(YOUR GOAL): Lift out each line of the data that holds "AVERAGE".

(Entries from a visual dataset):
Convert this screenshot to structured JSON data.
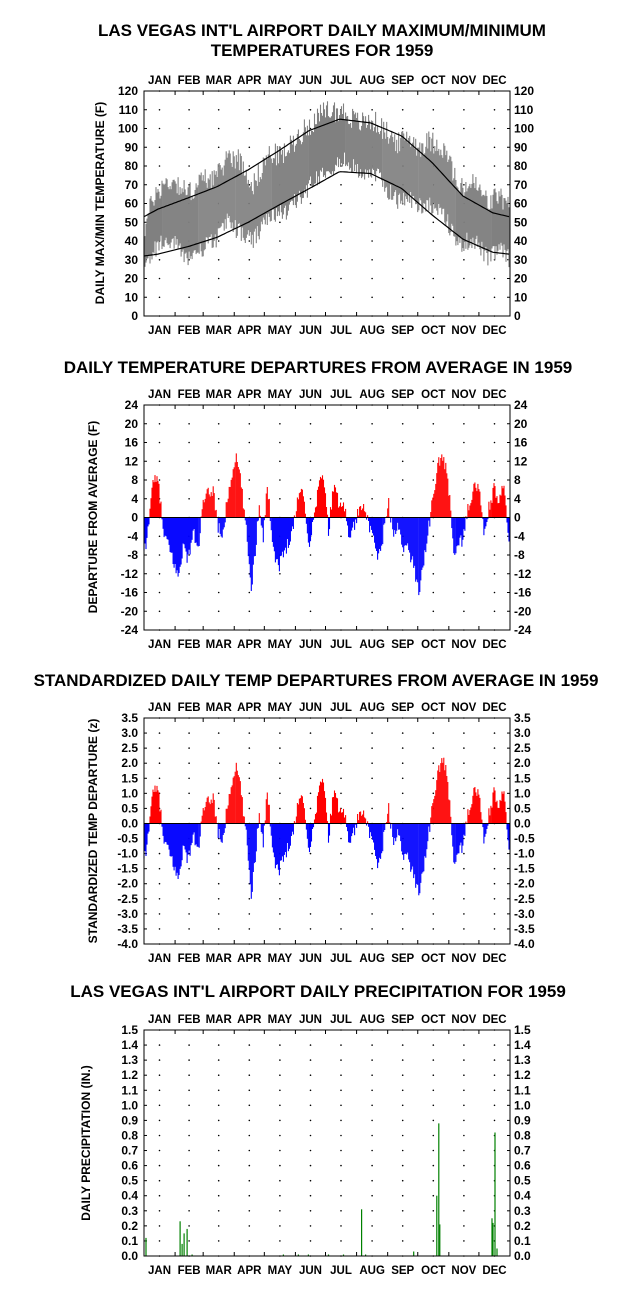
{
  "months": [
    "JAN",
    "FEB",
    "MAR",
    "APR",
    "MAY",
    "JUN",
    "JUL",
    "AUG",
    "SEP",
    "OCT",
    "NOV",
    "DEC"
  ],
  "colors": {
    "range_fill": "#808080",
    "avg_line": "#000000",
    "positive": "#ff0000",
    "negative": "#0000ff",
    "precip": "#008000"
  },
  "chart_data": [
    {
      "type": "area",
      "title": "LAS VEGAS INT'L AIRPORT DAILY MAXIMUM/MINIMUM",
      "subtitle": "TEMPERATURES FOR 1959",
      "ylabel": "DAILY MAX/MIN TEMPERATURE (F)",
      "ylim": [
        0,
        120
      ],
      "yticks": [
        0,
        10,
        20,
        30,
        40,
        50,
        60,
        70,
        80,
        90,
        100,
        110,
        120
      ],
      "grid": "dotted",
      "normal_high": {
        "x_day": [
          1,
          15,
          45,
          74,
          105,
          135,
          166,
          196,
          227,
          258,
          288,
          319,
          349,
          365
        ],
        "values": [
          53,
          57,
          63,
          69,
          78,
          88,
          99,
          105,
          103,
          96,
          82,
          64,
          55,
          53
        ]
      },
      "normal_low": {
        "x_day": [
          1,
          15,
          45,
          74,
          105,
          135,
          166,
          196,
          227,
          258,
          288,
          319,
          349,
          365
        ],
        "values": [
          32,
          33,
          37,
          42,
          50,
          59,
          68,
          77,
          76,
          68,
          54,
          41,
          34,
          33
        ]
      },
      "daily_range_anchors": {
        "x_day": [
          1,
          10,
          20,
          32,
          45,
          60,
          75,
          85,
          95,
          110,
          125,
          140,
          155,
          170,
          185,
          195,
          200,
          215,
          230,
          245,
          255,
          265,
          275,
          285,
          295,
          305,
          315,
          330,
          345,
          355,
          365
        ],
        "max": [
          45,
          63,
          70,
          72,
          65,
          73,
          75,
          86,
          84,
          70,
          86,
          86,
          96,
          104,
          110,
          109,
          109,
          103,
          104,
          97,
          92,
          96,
          90,
          93,
          92,
          84,
          67,
          71,
          60,
          65,
          57
        ],
        "min": [
          23,
          35,
          40,
          38,
          31,
          36,
          42,
          52,
          45,
          40,
          52,
          55,
          62,
          72,
          80,
          80,
          83,
          77,
          77,
          67,
          61,
          63,
          59,
          60,
          56,
          49,
          38,
          41,
          30,
          36,
          31
        ]
      }
    },
    {
      "type": "bar",
      "title": "DAILY TEMPERATURE DEPARTURES FROM AVERAGE IN 1959",
      "ylabel": "DEPARTURE FROM AVERAGE (F)",
      "ylim": [
        -24,
        24
      ],
      "yticks": [
        -24,
        -20,
        -16,
        -12,
        -8,
        -4,
        0,
        4,
        8,
        12,
        16,
        20,
        24
      ],
      "grid": "dotted",
      "anchors": {
        "x_day": [
          1,
          4,
          8,
          12,
          16,
          20,
          25,
          30,
          35,
          40,
          45,
          50,
          55,
          60,
          65,
          70,
          75,
          80,
          84,
          88,
          92,
          96,
          100,
          104,
          108,
          112,
          116,
          120,
          124,
          128,
          132,
          136,
          140,
          145,
          150,
          155,
          160,
          165,
          170,
          175,
          180,
          185,
          190,
          195,
          200,
          205,
          210,
          215,
          220,
          225,
          230,
          235,
          240,
          245,
          250,
          255,
          260,
          265,
          270,
          275,
          280,
          285,
          290,
          295,
          300,
          305,
          310,
          315,
          320,
          325,
          330,
          335,
          340,
          345,
          350,
          355,
          360,
          365
        ],
        "values": [
          -8,
          -5,
          5,
          8,
          7,
          -3,
          -6,
          -9,
          -13,
          -6,
          -9,
          -3,
          -7,
          3,
          5,
          6,
          -2,
          -4,
          4,
          8,
          13,
          10,
          3,
          -5,
          -15,
          -7,
          3,
          -4,
          7,
          -2,
          -9,
          -10,
          -8,
          -5,
          -2,
          5,
          6,
          -6,
          -1,
          7,
          9,
          -3,
          7,
          3,
          4,
          -4,
          -2,
          1,
          4,
          -2,
          -5,
          -9,
          -3,
          3,
          -4,
          -2,
          -6,
          -7,
          -10,
          -16,
          -9,
          -2,
          5,
          12,
          13,
          6,
          -7,
          -6,
          -4,
          3,
          6,
          7,
          -4,
          2,
          6,
          3,
          7,
          -4
        ]
      }
    },
    {
      "type": "bar",
      "title": "STANDARDIZED DAILY TEMP DEPARTURES FROM AVERAGE IN 1959",
      "ylabel": "STANDARDIZED TEMP DEPARTURE (z)",
      "ylim": [
        -4.0,
        3.5
      ],
      "yticks": [
        "-4.0",
        "-3.5",
        "-3.0",
        "-2.5",
        "-2.0",
        "-1.5",
        "-1.0",
        "-0.5",
        "0.0",
        "0.5",
        "1.0",
        "1.5",
        "2.0",
        "2.5",
        "3.0",
        "3.5"
      ],
      "grid": "dotted",
      "anchors": {
        "x_day": [
          1,
          4,
          8,
          12,
          16,
          20,
          25,
          30,
          35,
          40,
          45,
          50,
          55,
          60,
          65,
          70,
          75,
          80,
          84,
          88,
          92,
          96,
          100,
          104,
          108,
          112,
          116,
          120,
          124,
          128,
          132,
          136,
          140,
          145,
          150,
          155,
          160,
          165,
          170,
          175,
          180,
          185,
          190,
          195,
          200,
          205,
          210,
          215,
          220,
          225,
          230,
          235,
          240,
          245,
          250,
          255,
          260,
          265,
          270,
          275,
          280,
          285,
          290,
          295,
          300,
          305,
          310,
          315,
          320,
          325,
          330,
          335,
          340,
          345,
          350,
          355,
          360,
          365
        ],
        "values": [
          -1.3,
          -0.8,
          0.7,
          1.1,
          1.0,
          -0.5,
          -0.9,
          -1.3,
          -1.9,
          -0.8,
          -1.2,
          -0.4,
          -0.9,
          0.4,
          0.7,
          0.9,
          -0.3,
          -0.6,
          0.6,
          1.2,
          1.9,
          1.5,
          0.4,
          -0.7,
          -2.4,
          -1.1,
          0.4,
          -0.6,
          1.1,
          -0.3,
          -1.4,
          -1.5,
          -1.2,
          -0.7,
          -0.3,
          0.8,
          0.9,
          -0.9,
          -0.2,
          1.1,
          1.5,
          -0.5,
          1.1,
          0.5,
          0.6,
          -0.6,
          -0.3,
          0.2,
          0.6,
          -0.3,
          -0.8,
          -1.5,
          -0.5,
          0.5,
          -0.7,
          -0.3,
          -1.0,
          -1.2,
          -1.7,
          -2.3,
          -1.4,
          -0.3,
          0.8,
          1.8,
          2.2,
          1.0,
          -1.2,
          -1.0,
          -0.6,
          0.5,
          1.0,
          1.1,
          -0.7,
          0.3,
          1.0,
          0.5,
          1.1,
          -0.7
        ]
      }
    },
    {
      "type": "bar",
      "title": "LAS VEGAS INT'L AIRPORT DAILY PRECIPITATION FOR 1959",
      "ylabel": "DAILY PRECIPITATION (IN.)",
      "ylim": [
        0.0,
        1.5
      ],
      "yticks": [
        "0.0",
        "0.1",
        "0.2",
        "0.3",
        "0.4",
        "0.5",
        "0.6",
        "0.7",
        "0.8",
        "0.9",
        "1.0",
        "1.1",
        "1.2",
        "1.3",
        "1.4",
        "1.5"
      ],
      "grid": "dotted",
      "x_day": [
        3,
        37,
        39,
        41,
        44,
        49,
        140,
        155,
        165,
        185,
        200,
        218,
        222,
        270,
        293,
        295,
        296,
        348,
        349,
        351,
        353
      ],
      "values": [
        0.12,
        0.23,
        0.08,
        0.15,
        0.18,
        0.01,
        0.01,
        0.01,
        0.01,
        0.01,
        0.01,
        0.31,
        0.01,
        0.03,
        0.4,
        0.88,
        0.21,
        0.25,
        0.22,
        0.82,
        0.05
      ]
    }
  ]
}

(THE SOLUTION):
      "title": "DAILY TEMPERATURE DEPARTURES FROM AVERAGE IN 1959",
      "ylabel": "DEPARTURE FROM AVERAGE (F)",
      "title": "STANDARDIZED DAILY TEMP DEPARTURES FROM AVERAGE IN 1959",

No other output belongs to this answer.